start ENTRIES PROVIDED

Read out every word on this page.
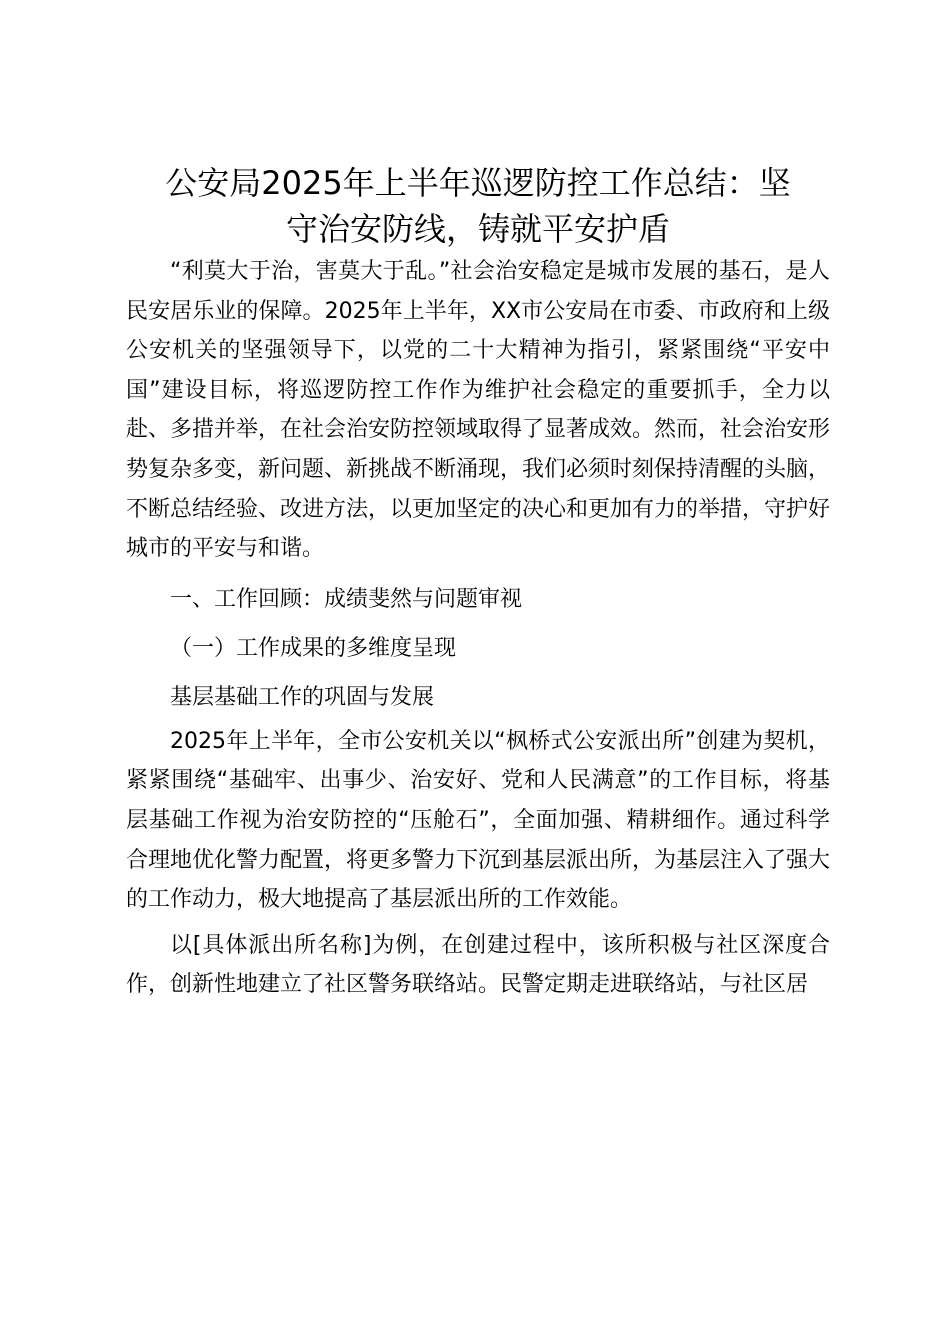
公安局2025年上半年巡逻防控工作总结：坚
守治安防线，铸就平安护盾

“利莫大于治，害莫大于乱。”社会治安稳定是城市发展的基石，是人民安居乐业的保障。2025年上半年，XX市公安局在市委、市政府和上级公安机关的坚强领导下，以党的二十大精神为指引，紧紧围绕“平安中国”建设目标，将巡逻防控工作作为维护社会稳定的重要抓手，全力以赴、多措并举，在社会治安防控领域取得了显著成效。然而，社会治安形势复杂多变，新问题、新挑战不断涌现，我们必须时刻保持清醒的头脑，不断总结经验、改进方法，以更加坚定的决心和更加有力的举措，守护好城市的平安与和谐。

一、工作回顾：成绩斐然与问题审视

（一）工作成果的多维度呈现

基层基础工作的巩固与发展

2025年上半年，全市公安机关以“枫桥式公安派出所”创建为契机，紧紧围绕“基础牢、出事少、治安好、党和人民满意”的工作目标，将基层基础工作视为治安防控的“压舱石”，全面加强、精耕细作。通过科学合理地优化警力配置，将更多警力下沉到基层派出所，为基层注入了强大的工作动力，极大地提高了基层派出所的工作效能。

以[具体派出所名称]为例，在创建过程中，该所积极与社区深度合作，创新性地建立了社区警务联络站。民警定期走进联络站，与社区居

end ENTRIES PROVIDED

** GOAL **
Find every line in the records above that holds the word "紧紧围绕", and copy each one.

** EXPECTED ANSWER **
“利莫大于治，害莫大于乱。”社会治安稳定是城市发展的基石，是人民安居乐业的保障。2025年上半年，XX市公安局在市委、市政府和上级公安机关的坚强领导下，以党的二十大精神为指引，紧紧围绕“平安中国”建设目标，将巡逻防控工作作为维护社会稳定的重要抓手，全力以赴、多措并举，在社会治安防控领域取得了显著成效。然而，社会治安形势复杂多变，新问题、新挑战不断涌现，我们必须时刻保持清醒的头脑，不断总结经验、改进方法，以更加坚定的决心和更加有力的举措，守护好城市的平安与和谐。
2025年上半年，全市公安机关以“枫桥式公安派出所”创建为契机，紧紧围绕“基础牢、出事少、治安好、党和人民满意”的工作目标，将基层基础工作视为治安防控的“压舱石”，全面加强、精耕细作。通过科学合理地优化警力配置，将更多警力下沉到基层派出所，为基层注入了强大的工作动力，极大地提高了基层派出所的工作效能。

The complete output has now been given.